§ **Given exercise**
Every line that holds the string "cursor" is to be identified and copied.

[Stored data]
-=-=-=-=-

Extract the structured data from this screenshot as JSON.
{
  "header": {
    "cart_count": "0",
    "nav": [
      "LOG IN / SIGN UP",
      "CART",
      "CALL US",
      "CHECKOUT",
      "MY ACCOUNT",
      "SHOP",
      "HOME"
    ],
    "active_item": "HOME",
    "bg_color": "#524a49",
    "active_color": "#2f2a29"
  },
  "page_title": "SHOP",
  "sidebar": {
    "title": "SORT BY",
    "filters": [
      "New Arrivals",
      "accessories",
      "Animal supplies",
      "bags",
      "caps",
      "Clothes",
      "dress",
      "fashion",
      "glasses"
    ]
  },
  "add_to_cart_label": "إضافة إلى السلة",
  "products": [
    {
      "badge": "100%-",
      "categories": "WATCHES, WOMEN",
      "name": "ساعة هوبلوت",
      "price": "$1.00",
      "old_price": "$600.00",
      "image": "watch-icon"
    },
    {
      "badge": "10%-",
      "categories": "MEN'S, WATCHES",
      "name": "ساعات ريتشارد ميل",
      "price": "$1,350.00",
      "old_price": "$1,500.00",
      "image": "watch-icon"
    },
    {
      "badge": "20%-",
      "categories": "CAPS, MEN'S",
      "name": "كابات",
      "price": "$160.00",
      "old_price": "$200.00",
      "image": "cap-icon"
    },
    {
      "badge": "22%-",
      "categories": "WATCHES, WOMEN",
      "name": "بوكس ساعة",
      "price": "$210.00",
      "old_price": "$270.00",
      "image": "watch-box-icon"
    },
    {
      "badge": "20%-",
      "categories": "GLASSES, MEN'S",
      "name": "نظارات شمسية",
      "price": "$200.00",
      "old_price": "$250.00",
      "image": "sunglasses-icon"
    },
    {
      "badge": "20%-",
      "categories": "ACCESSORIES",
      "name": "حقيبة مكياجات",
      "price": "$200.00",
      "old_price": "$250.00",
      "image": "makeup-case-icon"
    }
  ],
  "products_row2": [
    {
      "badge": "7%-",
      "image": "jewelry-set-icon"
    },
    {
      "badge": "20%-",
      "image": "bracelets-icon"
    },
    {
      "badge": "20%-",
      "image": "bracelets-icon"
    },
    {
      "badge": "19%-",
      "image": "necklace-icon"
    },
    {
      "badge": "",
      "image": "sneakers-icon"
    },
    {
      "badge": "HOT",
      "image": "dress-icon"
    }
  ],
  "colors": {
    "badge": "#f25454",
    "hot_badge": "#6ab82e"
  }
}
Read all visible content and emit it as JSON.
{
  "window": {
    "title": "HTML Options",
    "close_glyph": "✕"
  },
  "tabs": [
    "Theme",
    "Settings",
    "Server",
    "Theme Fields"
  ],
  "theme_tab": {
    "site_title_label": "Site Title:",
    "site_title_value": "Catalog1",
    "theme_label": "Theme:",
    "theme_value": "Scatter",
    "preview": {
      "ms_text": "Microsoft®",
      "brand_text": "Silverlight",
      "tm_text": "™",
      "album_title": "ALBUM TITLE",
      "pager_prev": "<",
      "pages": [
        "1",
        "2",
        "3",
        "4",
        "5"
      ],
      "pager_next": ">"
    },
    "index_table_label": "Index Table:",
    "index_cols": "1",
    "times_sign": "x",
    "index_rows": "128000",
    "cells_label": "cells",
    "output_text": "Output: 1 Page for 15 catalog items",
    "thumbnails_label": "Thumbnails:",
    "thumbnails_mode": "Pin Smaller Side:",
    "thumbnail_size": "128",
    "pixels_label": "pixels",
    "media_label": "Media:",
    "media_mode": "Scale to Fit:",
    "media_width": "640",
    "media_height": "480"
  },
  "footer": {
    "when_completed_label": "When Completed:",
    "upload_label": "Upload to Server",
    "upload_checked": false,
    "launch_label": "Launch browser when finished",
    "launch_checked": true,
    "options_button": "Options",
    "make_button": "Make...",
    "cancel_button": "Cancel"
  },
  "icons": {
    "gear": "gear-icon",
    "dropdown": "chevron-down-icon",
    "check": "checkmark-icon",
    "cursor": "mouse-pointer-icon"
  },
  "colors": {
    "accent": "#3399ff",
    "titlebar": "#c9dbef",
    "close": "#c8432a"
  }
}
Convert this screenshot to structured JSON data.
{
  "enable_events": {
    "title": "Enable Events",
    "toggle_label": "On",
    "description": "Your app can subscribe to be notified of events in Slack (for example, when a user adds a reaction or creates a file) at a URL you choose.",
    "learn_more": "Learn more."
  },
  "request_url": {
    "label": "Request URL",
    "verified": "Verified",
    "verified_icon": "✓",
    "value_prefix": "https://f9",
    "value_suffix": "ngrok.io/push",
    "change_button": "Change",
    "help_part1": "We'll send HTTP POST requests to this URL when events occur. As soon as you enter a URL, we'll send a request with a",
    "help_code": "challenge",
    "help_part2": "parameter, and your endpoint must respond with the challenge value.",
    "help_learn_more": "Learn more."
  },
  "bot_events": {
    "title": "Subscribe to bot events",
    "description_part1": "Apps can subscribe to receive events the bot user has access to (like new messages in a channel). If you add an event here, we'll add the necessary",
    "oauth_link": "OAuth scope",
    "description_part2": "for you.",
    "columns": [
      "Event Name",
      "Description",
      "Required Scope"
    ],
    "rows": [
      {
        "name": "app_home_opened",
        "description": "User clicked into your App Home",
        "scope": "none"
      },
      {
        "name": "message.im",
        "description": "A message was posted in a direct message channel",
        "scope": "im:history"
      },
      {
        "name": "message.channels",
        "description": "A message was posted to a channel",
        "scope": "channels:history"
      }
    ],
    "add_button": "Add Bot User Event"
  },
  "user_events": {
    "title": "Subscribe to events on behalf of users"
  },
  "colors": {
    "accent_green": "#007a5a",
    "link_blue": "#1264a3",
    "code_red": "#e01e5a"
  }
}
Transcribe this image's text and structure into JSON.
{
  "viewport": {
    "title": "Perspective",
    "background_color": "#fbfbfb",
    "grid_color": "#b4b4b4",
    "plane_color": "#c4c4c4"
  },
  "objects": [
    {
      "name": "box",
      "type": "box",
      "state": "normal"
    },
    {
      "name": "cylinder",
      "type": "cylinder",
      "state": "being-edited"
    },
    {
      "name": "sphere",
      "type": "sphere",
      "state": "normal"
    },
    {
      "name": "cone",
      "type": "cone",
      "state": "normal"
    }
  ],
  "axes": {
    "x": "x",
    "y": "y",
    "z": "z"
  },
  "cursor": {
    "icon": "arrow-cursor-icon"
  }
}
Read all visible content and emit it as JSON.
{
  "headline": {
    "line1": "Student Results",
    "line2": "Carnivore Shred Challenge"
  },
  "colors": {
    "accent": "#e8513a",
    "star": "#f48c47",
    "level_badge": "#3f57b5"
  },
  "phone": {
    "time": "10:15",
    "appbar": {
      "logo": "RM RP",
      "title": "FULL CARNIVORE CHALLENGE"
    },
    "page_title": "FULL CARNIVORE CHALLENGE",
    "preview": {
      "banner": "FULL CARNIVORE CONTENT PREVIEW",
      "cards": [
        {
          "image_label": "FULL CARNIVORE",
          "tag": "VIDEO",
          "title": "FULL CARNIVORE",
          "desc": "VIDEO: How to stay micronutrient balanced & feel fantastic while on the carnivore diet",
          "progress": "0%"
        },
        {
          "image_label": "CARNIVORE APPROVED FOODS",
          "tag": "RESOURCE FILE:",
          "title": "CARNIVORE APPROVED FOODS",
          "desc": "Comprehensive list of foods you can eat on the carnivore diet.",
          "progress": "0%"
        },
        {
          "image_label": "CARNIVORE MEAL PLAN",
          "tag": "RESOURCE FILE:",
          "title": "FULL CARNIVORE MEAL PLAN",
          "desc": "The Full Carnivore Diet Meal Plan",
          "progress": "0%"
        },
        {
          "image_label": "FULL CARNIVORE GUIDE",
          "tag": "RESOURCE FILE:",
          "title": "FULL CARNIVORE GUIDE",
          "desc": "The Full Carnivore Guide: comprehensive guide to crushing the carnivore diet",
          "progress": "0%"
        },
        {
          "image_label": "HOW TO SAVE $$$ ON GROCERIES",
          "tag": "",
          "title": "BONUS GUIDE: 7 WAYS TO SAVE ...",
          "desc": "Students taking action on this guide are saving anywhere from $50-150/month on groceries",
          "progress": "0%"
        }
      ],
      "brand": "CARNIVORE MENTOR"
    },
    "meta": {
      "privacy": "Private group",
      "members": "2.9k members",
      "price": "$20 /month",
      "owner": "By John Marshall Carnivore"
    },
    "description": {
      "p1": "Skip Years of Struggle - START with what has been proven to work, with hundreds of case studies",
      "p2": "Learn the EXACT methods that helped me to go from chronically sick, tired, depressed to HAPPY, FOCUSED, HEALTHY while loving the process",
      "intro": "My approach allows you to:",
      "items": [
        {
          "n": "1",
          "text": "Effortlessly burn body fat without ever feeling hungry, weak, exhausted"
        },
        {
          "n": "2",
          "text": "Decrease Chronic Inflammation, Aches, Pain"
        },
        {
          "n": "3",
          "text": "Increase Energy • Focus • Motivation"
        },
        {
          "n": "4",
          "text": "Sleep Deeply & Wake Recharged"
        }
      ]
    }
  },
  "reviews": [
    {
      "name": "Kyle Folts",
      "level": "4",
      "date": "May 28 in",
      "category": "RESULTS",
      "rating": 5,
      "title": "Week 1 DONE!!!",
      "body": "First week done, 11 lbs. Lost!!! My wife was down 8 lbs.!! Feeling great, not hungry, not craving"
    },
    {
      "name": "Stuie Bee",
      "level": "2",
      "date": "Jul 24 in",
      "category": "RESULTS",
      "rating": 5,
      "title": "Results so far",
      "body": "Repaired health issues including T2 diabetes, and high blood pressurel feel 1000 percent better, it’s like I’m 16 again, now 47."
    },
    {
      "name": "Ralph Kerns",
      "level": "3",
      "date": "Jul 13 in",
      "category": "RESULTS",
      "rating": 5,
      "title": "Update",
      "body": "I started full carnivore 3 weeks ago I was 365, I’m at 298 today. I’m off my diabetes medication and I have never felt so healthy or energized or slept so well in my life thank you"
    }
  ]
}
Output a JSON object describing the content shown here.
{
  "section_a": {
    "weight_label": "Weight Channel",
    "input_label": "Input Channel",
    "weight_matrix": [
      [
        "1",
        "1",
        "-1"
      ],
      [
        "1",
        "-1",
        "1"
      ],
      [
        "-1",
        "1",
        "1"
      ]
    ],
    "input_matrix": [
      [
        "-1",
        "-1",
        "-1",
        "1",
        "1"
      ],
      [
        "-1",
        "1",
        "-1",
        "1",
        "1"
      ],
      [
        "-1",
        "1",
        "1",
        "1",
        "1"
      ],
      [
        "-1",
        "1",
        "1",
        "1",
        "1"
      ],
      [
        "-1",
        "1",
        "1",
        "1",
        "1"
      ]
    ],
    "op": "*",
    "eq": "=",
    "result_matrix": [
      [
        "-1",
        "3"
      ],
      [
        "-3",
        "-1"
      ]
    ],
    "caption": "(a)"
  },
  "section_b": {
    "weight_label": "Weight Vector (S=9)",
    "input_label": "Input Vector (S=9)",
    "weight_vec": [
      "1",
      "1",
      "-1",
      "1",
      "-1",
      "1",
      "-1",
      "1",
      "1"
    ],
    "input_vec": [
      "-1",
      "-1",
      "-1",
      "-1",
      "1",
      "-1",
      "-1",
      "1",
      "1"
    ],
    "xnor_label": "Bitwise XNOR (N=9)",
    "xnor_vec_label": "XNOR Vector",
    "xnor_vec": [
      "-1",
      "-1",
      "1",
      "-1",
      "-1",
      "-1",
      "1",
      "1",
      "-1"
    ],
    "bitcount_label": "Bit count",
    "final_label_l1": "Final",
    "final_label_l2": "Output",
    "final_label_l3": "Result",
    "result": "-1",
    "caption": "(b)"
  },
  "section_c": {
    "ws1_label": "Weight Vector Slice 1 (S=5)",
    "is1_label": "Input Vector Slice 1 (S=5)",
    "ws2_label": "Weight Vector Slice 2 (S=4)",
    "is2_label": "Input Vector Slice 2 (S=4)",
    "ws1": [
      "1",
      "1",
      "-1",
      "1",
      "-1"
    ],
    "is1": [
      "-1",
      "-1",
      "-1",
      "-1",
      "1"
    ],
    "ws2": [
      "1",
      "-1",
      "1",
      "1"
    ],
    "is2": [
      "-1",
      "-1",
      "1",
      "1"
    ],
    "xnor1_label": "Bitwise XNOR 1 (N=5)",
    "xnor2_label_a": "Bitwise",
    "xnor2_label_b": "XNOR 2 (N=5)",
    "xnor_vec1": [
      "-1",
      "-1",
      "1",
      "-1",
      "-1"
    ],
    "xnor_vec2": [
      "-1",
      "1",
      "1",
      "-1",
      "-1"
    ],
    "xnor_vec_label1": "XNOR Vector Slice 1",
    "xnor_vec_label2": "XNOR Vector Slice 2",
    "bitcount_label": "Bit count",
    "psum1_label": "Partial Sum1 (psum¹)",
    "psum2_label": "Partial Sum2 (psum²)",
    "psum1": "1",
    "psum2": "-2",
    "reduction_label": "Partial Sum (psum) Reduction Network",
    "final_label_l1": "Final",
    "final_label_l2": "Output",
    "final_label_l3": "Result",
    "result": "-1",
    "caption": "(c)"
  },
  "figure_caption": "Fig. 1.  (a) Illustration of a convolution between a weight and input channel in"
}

-=-=-=-=-

§ **The completed task**
    "cursor": "mouse-pointer-icon"
  "cursor": {
    "icon": "arrow-cursor-icon"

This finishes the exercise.